▸ TESTO FORNITO
++++
Il manifesto di Krugman e Layard firmato da ottomila economisti

19 luglio – Più di quattro anni dopo l’inizio della crisi finanziaria, le principali economie avanzate del mondo restano profondamente depresse. Una scena che ricorda fin troppo quella del 1930. E la ragione è semplice: ci affidiamo alle stesse idee che hanno governato le crisi di politica economica nel 1930.
Queste idee, da tempo smentite, comprendono errori profondi sia sulle cause della crisi che sulla sua natura e sulla risposta appropriata.
Questi errori hanno messo radici profonde sulla coscienza pubblica e  forniscono il sostegno pubblico per l’eccessiva austerità delle attuali politiche fiscali in molti paesi.
Quindi, i tempi sono maturi per un manifesto in cui gli economisti offrano al pubblico  un’analisi dei nostri problemi maggiormente basata sulle evidenze.

LE CAUSE
Molti responsabili politici insistono sul fatto che la crisi è stata causata dalla gestione irresponsabile del debito pubblico.
Con pochissime eccezioni – come la Grecia – questo è falso.
Invece, le condizioni per la crisi sono create da un eccessivo indebitamento del settore privato e dai prestiti,  incluse le banche sovra-indebitate.
Il crollo della bolla ha portato a massicce cadute della produzione e quindi del gettito fiscale.
Così i disavanzi pubblici di grandi dimensioni, che vediamo oggi, sono una conseguenza della crisi non la causa.

LA NATURA DELLA CRISI
Quando le bolle immobiliari su entrambi i lati dell’Atlantico sono scoppiate, molte parti del settore privato hanno tagliato la spesa, nel tentativo di ripagare i debiti contratti nel passato. Questa è stata una risposta razionale da parte degli individui ma – proprio come la risposta simile dei debitori nel 1930 – si è dimostrata collettivamente autolesionista, perchè la spesa di una persona è il reddito di un’altra persona. Il risultato del crollo della spesa e stato una depressione economica che ha peggiorato il debito pubblico.
++++
▸ DATI DISPONIBILI

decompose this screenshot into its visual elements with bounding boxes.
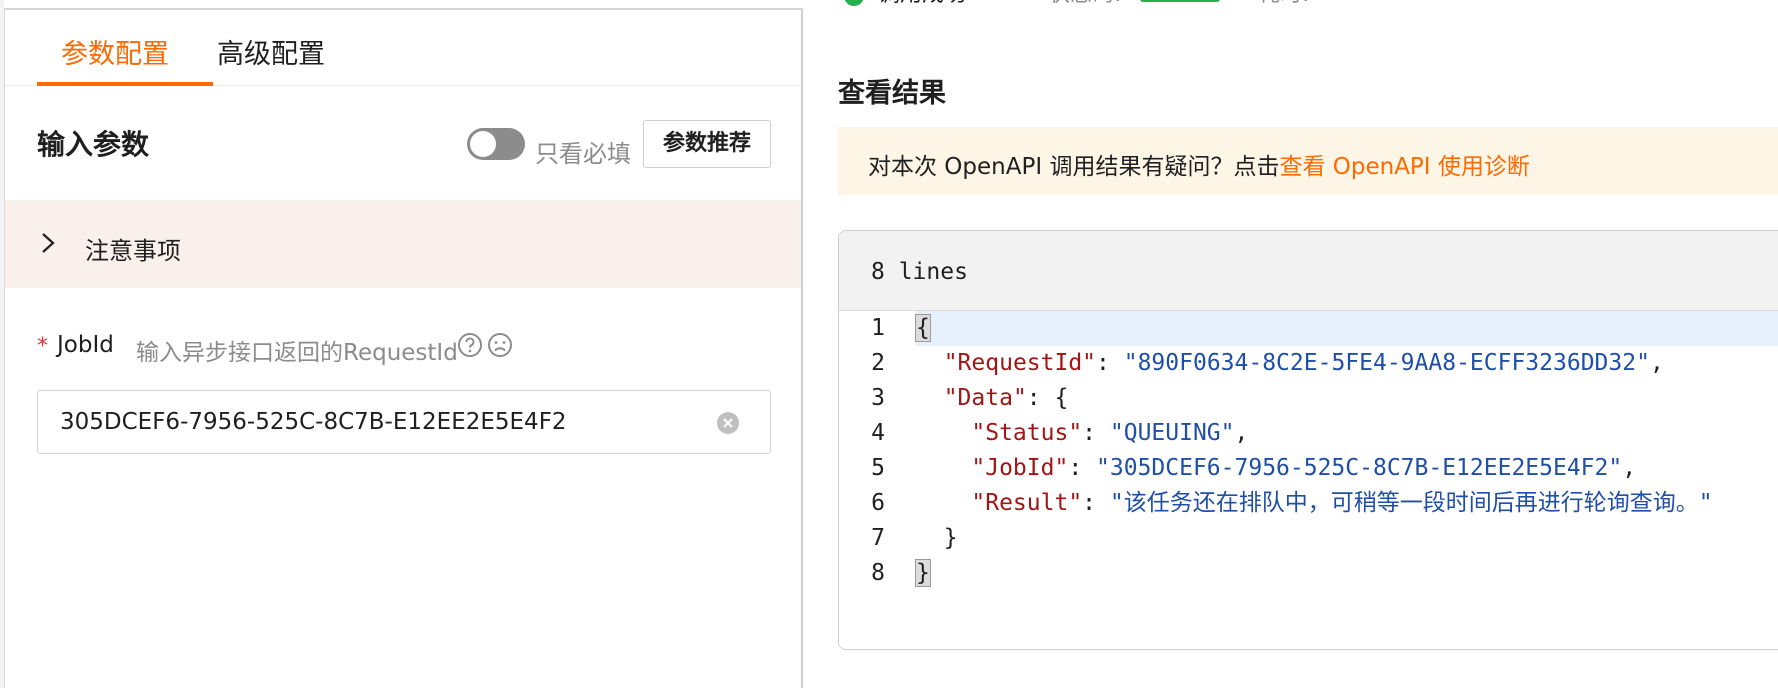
tab-param-config[interactable]: 参数配置 [61, 32, 169, 71]
required-only-toggle[interactable] [467, 128, 525, 160]
line-count: 8 lines [871, 259, 968, 285]
success-dot-icon [844, 0, 864, 6]
json-string: "305DCEF6-7956-525C-8C7B-E12EE2E5E4F2" [1096, 455, 1623, 481]
feedback-icon[interactable] [487, 332, 513, 358]
diagnosis-link[interactable]: 查看 OpenAPI 使用诊断 [1279, 154, 1529, 180]
result-title: 查看结果 [838, 78, 946, 109]
required-mark: * [37, 334, 48, 359]
notice-label: 注意事项 [85, 237, 181, 265]
code-line: "Data": { [943, 385, 1069, 411]
param-name: JobId [57, 332, 114, 358]
param-description: 输入异步接口返回的RequestId [136, 340, 458, 366]
config-tabs: 参数配置 高级配置 [5, 10, 801, 86]
call-status: 调用成功 [878, 0, 966, 8]
line-number: 3 [871, 385, 885, 411]
code-line: "JobId": "305DCEF6-7956-525C-8C7B-E12EE2… [971, 455, 1637, 481]
close-brace: } [915, 559, 931, 587]
json-string: "QUEUING" [1109, 420, 1235, 446]
required-only-label: 只看必填 [535, 140, 631, 168]
json-string: "该任务还在排队中，可稍等一段时间后再进行轮询查询。" [1109, 490, 1713, 516]
code-line: } [915, 556, 1778, 591]
code-line: "RequestId": "890F0634-8C2E-5FE4-9AA8-EC… [943, 350, 1664, 376]
input-params-title: 输入参数 [37, 128, 150, 161]
notice-collapse[interactable]: 注意事项 [5, 200, 801, 288]
code-header: 8 lines [839, 231, 1778, 311]
line-number: 8 [871, 560, 885, 586]
json-key: "RequestId" [943, 350, 1097, 376]
chevron-right-icon [42, 233, 55, 253]
json-key: "JobId" [971, 455, 1069, 481]
status-code-badge: 200 [1140, 0, 1220, 2]
clear-icon[interactable] [716, 411, 740, 435]
response-code-viewer: 8 lines 1 2 3 4 5 6 7 8 { "RequestId": "… [838, 230, 1778, 650]
code-line: "Result": "该任务还在排队中，可稍等一段时间后再进行轮询查询。" [971, 490, 1713, 516]
jobid-input-wrapper [37, 390, 771, 454]
line-number-gutter: 1 2 3 4 5 6 7 8 [839, 311, 916, 649]
code-line: "Status": "QUEUING", [971, 420, 1249, 446]
diagnosis-notice: 对本次 OpenAPI 调用结果有疑问？点击查看 OpenAPI 使用诊断 [838, 127, 1778, 195]
line-number: 7 [871, 525, 885, 551]
open-brace: { [915, 314, 931, 342]
code-body[interactable]: 1 2 3 4 5 6 7 8 { "RequestId": "890F0634… [839, 311, 1778, 649]
status-code-label: 状态码: [1048, 0, 1121, 8]
code-line: } [943, 525, 958, 551]
jobid-input[interactable] [60, 391, 710, 453]
result-panel: 调用成功 状态码: 200 耗时: 380ms 查看结果 对本次 OpenAPI… [806, 0, 1778, 688]
line-number: 6 [871, 490, 885, 516]
time-label: 耗时: [1258, 0, 1309, 8]
line-number: 1 [871, 315, 885, 341]
code-line: { [915, 311, 1778, 346]
time-value: 380ms [1326, 0, 1401, 1]
parameter-panel: 参数配置 高级配置 输入参数 只看必填 参数推荐 注意事项 * JobId 输入… [4, 8, 803, 688]
line-number: 4 [871, 420, 885, 446]
diagnosis-prefix: 对本次 OpenAPI 调用结果有疑问？点击 [868, 154, 1280, 180]
active-tab-indicator [37, 82, 213, 86]
line-number: 5 [871, 455, 885, 481]
json-key: "Status" [971, 420, 1083, 446]
json-key: "Data" [943, 385, 1027, 411]
toggle-knob [470, 131, 496, 157]
help-icon[interactable] [457, 332, 483, 358]
json-string: "890F0634-8C2E-5FE4-9AA8-ECFF3236DD32" [1123, 350, 1650, 376]
tab-advanced-config[interactable]: 高级配置 [217, 32, 325, 71]
diagnosis-text: 对本次 OpenAPI 调用结果有疑问？点击查看 OpenAPI 使用诊断 [868, 147, 1530, 181]
line-number: 2 [871, 350, 885, 376]
param-recommend-button[interactable]: 参数推荐 [643, 120, 771, 168]
json-key: "Result" [971, 490, 1083, 516]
++++
▸ COMPITO RICHIESTO A
Riscrivi come elenco numerato le righe dei dati, da quella che contiene "tab-param-config[interactable]: 参数配置 [61, 32, 169, 71]" fino a quella che contiene "notice-collapse[interactable]: 注意事项 [5, 200, 801, 288]", entrambe incluse, tralasciando le righe vuote.
▸ COMPITO RICHIESTO B
Prosegui il testo sul manifesto degli economisti contro l'austerità a partire dal punto in cui si ferma.

▸ RISPOSTA ESERCIZIO A
1. tab-param-config[interactable]: 参数配置 [61, 32, 169, 71]
2. required-only-toggle[interactable] [467, 128, 525, 160]
3. line-count: 8 lines [871, 259, 968, 285]
4. success-dot-icon [844, 0, 864, 6]
5. json-string: "305DCEF6-7956-525C-8C7B-E12EE2E5E4F2" [1096, 455, 1623, 481]
6. feedback-icon[interactable] [487, 332, 513, 358]
7. diagnosis-link[interactable]: 查看 OpenAPI 使用诊断 [1279, 154, 1529, 180]
8. result-title: 查看结果 [838, 78, 946, 109]
9. required-mark: * [37, 334, 48, 359]
10. notice-label: 注意事项 [85, 237, 181, 265]
11. code-line: "Data": { [943, 385, 1069, 411]
12. param-name: JobId [57, 332, 114, 358]
13. param-description: 输入异步接口返回的RequestId [136, 340, 458, 366]
14. config-tabs: 参数配置 高级配置 [5, 10, 801, 86]
15. call-status: 调用成功 [878, 0, 966, 8]
16. line-number: 3 [871, 385, 885, 411]
17. code-line: "JobId": "305DCEF6-7956-525C-8C7B-E12EE2… [971, 455, 1637, 481]
18. close-brace: } [915, 559, 931, 587]
19. json-string: "QUEUING" [1109, 420, 1235, 446]
20. required-only-label: 只看必填 [535, 140, 631, 168]
21. json-string: "该任务还在排队中，可稍等一段时间后再进行轮询查询。" [1109, 490, 1713, 516]
22. code-line: } [915, 556, 1778, 591]
23. code-line: "RequestId": "890F0634-8C2E-5FE4-9AA8-EC… [943, 350, 1664, 376]
24. input-params-title: 输入参数 [37, 128, 150, 161]
25. notice-collapse[interactable]: 注意事项 [5, 200, 801, 288]

▸ RISPOSTA ESERCIZIO B
LA RISPOSTA APPROPRIATA
In un momento in cui il settore privato è impegnato in uno sforzo collettivo per spendere meno, la mano  pubblica dovrebbe agire come forza di stabilizzazione, nel tentativo di sostenere la spesa. Perlomeno non dovremmo peggiorare le cose tanto quanto il tagli della spesa pubblica e i grandi aumenti delle aliquote fiscali sugli individui.  Purtroppo questo è esattamente ciò che molti governi stanno facendo.

IL GRANDE ERRORE
Dopo aver risposto bene nella prima e acuta fase della crisi economica la saggezza politica convenzionale ha però preso una strada sbagliata concentrandosi sui deficit pubblici, che sono principalmente il risultato di una crisi indotta dal crollo delle entrate, e sostenendo che il settore pubblico dovrebbe cercare di ridurre i suoi debiti in tandem con il settore privato.
Come risultato, invece di giocare un ruolo di stabilizzazione, la politica fiscale ha finito per rafforzare gli effetti frenanti dei tagli alla spesa del settore privato.
Di fronte a uno shock meno grave la politica monetaria potrebbe bastare. Ma con i tassi di interesse prossimi allo zero, la politica monetaria – mentre dovrebbe fare tutto il possibile – non può fare l’intero lavoro.
Ci deve essere naturalmente un piano a medio termine per ridurre il disavanzo  pubblico.
Ma se questo è troppo sbilanciato, può  facilmente essere controproducente annullando la ripresa.
Una priorità chiave è quella di ridurre la disoccupazione, prima che diventi endemica, rendendo la ripresa e la futura riduzione del deficit ancora più difficile.
Come rispondono coloro che sostengono le politiche attuali agli argomenti che abbiamo appena avanzato?
Usano due argomenti molto diversi a sostegno della loro causa.

ARGOMENTO DELLA  FIDUCIA
Il loro primo argomento e che i deficit pubblici alzeranno i tassi di interesse, e quindi impediranno il recupero.
Al contrario, essi sostengono, l’austerità aumenterà la fiducia e favorirà così la ripresa.
Ma non c’è alcuna prova a favore di questo argomento.
In primo luogo, nonostante il deficit eccezionalmente elevato, i tassi d’interesse oggi sono bassi, senza precedenti, in tutti i principali paesi in cui c’è una banca centrale normalmente funzionante.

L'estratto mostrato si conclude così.